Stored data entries
=====
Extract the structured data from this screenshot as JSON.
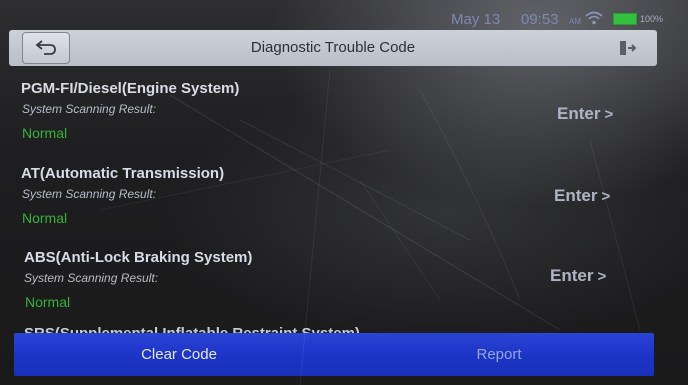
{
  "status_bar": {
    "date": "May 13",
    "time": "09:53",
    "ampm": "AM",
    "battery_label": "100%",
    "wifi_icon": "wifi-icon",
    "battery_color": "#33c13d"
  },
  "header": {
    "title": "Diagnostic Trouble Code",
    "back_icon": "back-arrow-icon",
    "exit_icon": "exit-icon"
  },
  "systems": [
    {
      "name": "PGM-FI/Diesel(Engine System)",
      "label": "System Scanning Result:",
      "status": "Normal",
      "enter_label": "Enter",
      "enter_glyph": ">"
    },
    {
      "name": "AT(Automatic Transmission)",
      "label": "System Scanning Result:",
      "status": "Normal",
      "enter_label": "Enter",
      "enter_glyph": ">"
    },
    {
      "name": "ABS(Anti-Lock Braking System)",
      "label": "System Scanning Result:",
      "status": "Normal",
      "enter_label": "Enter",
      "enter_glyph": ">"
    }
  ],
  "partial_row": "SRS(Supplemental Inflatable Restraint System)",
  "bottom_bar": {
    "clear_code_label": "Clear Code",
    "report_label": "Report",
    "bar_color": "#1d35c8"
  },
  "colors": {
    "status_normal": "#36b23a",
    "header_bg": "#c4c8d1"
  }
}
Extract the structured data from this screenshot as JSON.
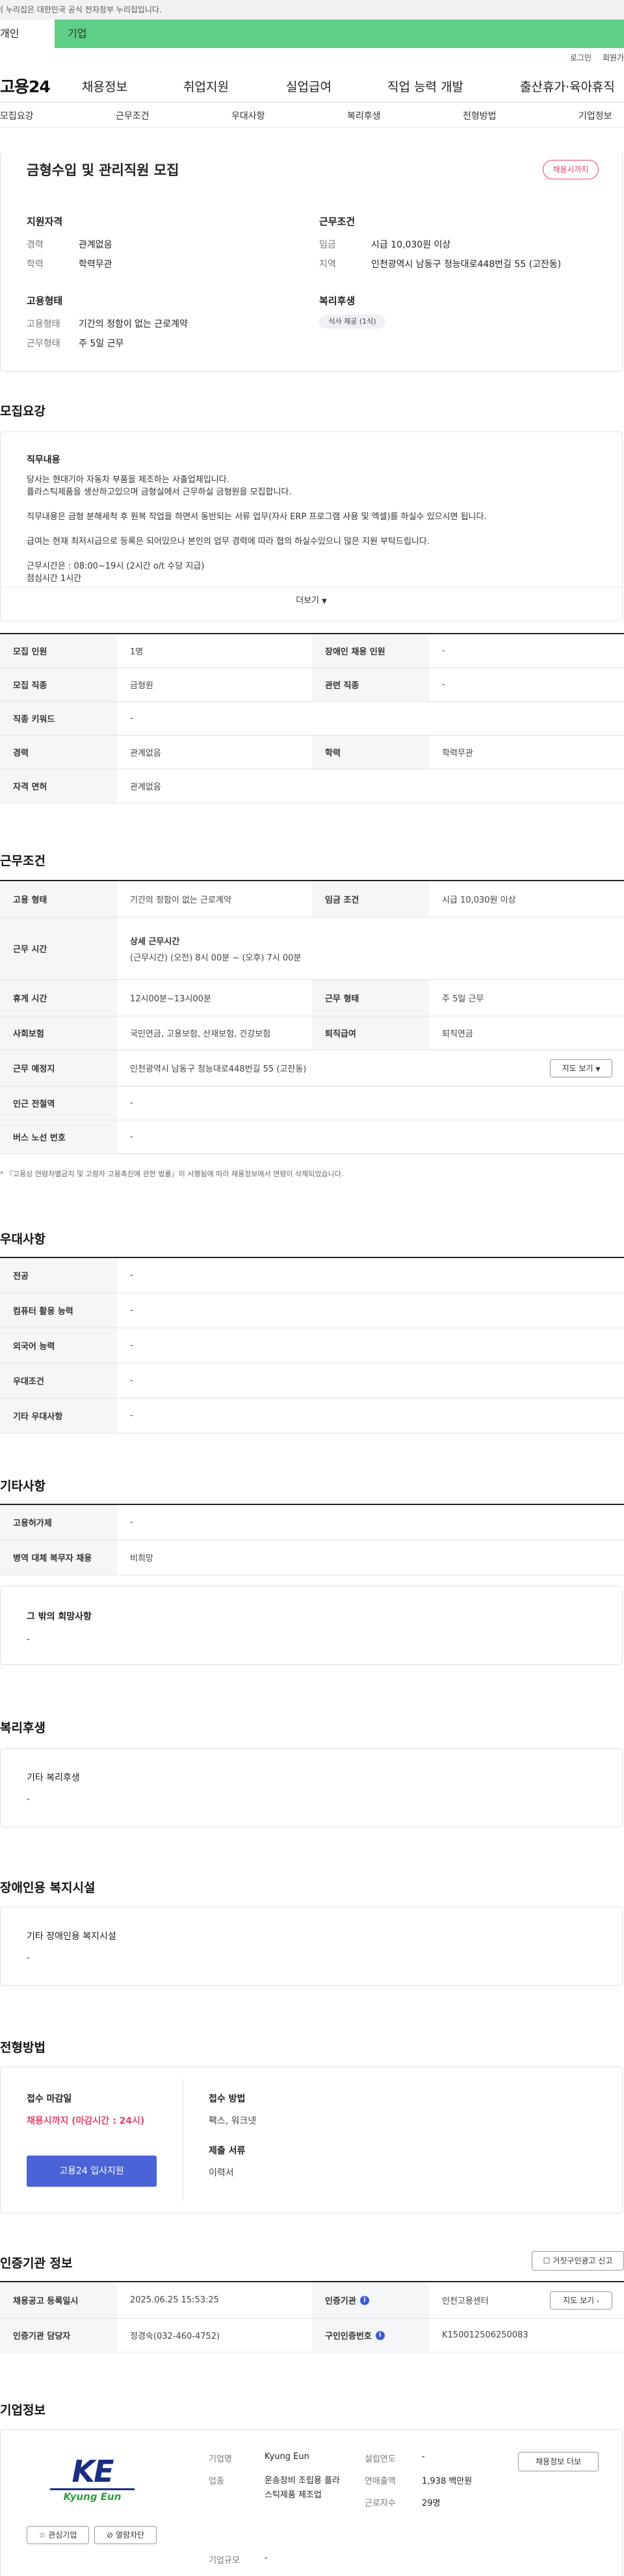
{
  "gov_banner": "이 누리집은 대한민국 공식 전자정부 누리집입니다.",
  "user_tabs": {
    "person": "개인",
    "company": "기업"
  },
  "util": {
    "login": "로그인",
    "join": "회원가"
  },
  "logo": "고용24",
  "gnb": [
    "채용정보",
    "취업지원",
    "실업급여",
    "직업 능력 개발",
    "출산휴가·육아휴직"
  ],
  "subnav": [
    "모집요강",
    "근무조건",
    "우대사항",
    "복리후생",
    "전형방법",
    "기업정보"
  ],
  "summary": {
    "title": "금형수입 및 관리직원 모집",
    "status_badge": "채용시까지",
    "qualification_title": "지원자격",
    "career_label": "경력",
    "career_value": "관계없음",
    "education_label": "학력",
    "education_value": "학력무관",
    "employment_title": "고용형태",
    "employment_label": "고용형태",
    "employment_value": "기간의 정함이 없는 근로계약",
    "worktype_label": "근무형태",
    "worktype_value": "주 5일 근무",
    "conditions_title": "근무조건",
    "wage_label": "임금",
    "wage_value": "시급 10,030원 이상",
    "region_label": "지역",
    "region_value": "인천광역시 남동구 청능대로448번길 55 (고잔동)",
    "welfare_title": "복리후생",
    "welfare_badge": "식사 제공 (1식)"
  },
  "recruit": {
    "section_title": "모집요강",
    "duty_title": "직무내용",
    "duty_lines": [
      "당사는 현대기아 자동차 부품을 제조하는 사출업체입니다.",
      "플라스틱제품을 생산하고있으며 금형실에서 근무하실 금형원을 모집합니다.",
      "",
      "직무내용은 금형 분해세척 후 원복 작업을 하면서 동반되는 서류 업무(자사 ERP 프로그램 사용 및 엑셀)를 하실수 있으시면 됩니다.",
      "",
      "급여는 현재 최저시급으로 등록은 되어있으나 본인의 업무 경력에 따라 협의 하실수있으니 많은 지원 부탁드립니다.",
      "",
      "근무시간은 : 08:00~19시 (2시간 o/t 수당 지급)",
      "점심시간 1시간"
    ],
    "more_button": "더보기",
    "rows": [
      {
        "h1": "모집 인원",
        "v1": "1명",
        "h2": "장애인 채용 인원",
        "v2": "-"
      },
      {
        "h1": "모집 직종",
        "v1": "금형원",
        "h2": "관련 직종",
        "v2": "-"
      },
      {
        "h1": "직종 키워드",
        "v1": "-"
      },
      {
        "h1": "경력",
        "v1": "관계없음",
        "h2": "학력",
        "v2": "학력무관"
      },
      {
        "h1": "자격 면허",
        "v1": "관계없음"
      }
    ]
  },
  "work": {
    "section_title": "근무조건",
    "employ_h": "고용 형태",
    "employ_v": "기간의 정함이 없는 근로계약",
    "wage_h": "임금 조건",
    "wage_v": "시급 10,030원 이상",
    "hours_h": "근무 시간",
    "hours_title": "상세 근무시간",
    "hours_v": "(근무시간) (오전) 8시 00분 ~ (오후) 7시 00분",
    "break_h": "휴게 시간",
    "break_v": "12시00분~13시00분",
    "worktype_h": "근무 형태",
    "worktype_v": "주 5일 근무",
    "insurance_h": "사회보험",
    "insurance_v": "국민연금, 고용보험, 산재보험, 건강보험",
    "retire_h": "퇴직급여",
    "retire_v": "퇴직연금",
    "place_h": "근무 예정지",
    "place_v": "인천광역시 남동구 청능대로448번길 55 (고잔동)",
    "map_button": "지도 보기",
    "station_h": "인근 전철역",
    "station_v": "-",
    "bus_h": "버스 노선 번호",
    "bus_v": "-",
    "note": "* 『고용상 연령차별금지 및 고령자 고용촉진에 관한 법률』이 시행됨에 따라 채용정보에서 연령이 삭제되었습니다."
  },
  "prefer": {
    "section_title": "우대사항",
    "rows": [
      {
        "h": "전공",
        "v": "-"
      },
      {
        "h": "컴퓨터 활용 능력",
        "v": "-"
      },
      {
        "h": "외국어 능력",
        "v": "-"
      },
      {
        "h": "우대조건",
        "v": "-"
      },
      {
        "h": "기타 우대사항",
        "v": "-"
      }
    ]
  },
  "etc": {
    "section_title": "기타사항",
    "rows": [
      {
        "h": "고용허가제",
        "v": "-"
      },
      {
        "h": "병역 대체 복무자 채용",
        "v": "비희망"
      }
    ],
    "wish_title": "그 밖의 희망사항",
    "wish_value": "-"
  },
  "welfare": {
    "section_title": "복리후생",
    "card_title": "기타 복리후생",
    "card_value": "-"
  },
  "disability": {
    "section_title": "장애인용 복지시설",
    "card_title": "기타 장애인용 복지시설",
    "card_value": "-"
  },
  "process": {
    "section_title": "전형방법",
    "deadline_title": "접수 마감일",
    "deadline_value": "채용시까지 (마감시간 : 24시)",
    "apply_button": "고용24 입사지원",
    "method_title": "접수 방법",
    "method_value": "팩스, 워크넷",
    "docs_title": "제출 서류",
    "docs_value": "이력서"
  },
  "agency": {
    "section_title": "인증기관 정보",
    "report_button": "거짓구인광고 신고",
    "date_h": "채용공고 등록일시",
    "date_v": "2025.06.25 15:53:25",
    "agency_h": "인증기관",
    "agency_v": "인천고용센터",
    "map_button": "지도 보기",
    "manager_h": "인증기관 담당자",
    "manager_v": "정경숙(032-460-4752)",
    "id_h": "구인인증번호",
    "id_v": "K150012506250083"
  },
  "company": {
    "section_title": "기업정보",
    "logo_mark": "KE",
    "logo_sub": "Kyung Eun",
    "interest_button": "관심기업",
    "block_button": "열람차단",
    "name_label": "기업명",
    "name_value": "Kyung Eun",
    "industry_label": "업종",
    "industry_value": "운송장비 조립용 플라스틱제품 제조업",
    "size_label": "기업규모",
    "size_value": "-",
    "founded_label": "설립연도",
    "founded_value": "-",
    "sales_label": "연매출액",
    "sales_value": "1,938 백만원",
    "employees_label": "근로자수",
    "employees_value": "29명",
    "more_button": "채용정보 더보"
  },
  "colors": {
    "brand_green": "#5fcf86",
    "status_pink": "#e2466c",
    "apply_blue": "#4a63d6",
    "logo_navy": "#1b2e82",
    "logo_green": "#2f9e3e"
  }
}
=====
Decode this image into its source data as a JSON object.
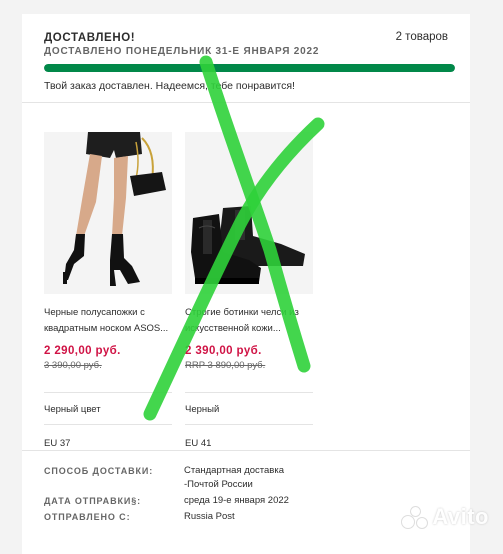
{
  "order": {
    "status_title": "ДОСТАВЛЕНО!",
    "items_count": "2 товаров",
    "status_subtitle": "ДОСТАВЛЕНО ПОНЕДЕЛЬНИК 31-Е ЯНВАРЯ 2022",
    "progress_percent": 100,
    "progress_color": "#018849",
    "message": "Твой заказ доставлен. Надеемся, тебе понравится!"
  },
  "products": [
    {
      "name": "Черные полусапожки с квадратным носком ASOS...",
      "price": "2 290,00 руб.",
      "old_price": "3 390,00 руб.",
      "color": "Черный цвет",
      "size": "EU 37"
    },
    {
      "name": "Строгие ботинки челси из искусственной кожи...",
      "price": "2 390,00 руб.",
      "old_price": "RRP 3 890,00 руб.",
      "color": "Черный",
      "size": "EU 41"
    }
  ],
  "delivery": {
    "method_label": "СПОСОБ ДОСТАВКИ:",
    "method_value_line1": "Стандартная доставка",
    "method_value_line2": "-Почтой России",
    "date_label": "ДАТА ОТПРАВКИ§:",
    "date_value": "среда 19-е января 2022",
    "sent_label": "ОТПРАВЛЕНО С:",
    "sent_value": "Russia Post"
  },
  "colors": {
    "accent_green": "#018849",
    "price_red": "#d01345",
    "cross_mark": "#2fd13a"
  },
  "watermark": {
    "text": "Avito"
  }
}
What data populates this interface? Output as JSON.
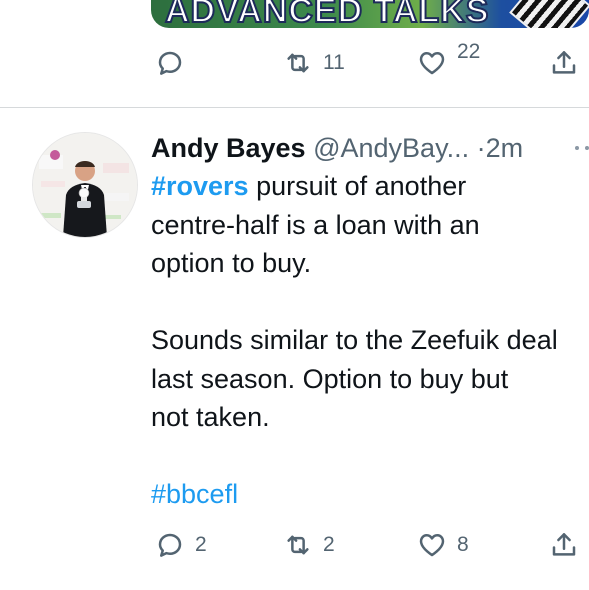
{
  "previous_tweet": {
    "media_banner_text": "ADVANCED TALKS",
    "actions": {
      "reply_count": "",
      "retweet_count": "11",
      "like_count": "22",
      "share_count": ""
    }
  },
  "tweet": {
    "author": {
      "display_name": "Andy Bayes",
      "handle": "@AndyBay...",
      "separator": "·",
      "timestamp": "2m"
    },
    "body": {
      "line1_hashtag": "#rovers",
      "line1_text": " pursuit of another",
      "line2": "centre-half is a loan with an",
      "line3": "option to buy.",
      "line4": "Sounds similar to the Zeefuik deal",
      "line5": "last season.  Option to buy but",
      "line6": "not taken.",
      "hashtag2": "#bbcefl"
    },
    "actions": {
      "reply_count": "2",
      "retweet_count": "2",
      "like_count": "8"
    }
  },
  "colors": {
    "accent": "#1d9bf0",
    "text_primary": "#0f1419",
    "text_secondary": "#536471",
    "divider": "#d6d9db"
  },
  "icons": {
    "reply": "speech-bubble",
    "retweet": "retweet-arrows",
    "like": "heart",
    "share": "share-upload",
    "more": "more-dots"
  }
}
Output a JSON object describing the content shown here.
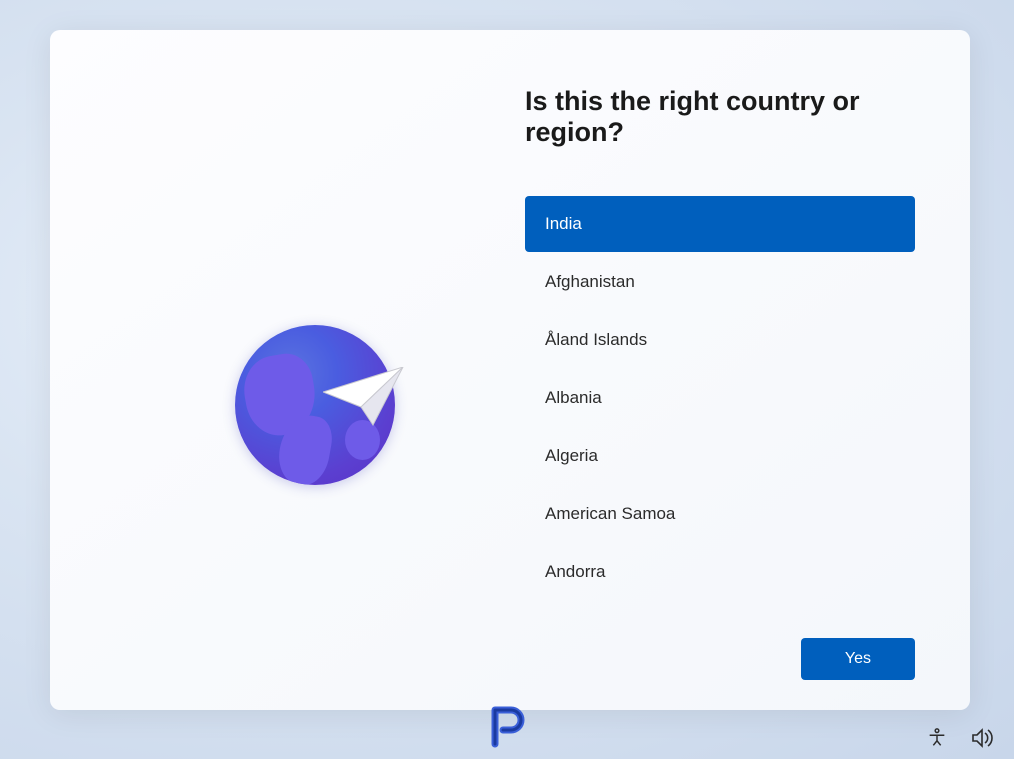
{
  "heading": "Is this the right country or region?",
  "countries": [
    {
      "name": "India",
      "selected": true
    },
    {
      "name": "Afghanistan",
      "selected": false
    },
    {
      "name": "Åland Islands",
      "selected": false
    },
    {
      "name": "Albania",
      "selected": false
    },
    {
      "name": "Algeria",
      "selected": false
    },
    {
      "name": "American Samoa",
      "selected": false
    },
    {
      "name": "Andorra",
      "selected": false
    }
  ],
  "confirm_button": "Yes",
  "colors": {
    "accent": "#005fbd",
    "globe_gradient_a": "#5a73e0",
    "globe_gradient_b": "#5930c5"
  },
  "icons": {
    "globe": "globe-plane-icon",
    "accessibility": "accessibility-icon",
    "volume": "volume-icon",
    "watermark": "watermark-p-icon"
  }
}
=====
**Problem to solve:**
Go through the data above and find the lines with the word "채용시까지". Copy each of those lines.

**Exercise output:**
    "status_badge": "채용시까지",
    "deadline_value": "채용시까지 (마감시간 : 24시)",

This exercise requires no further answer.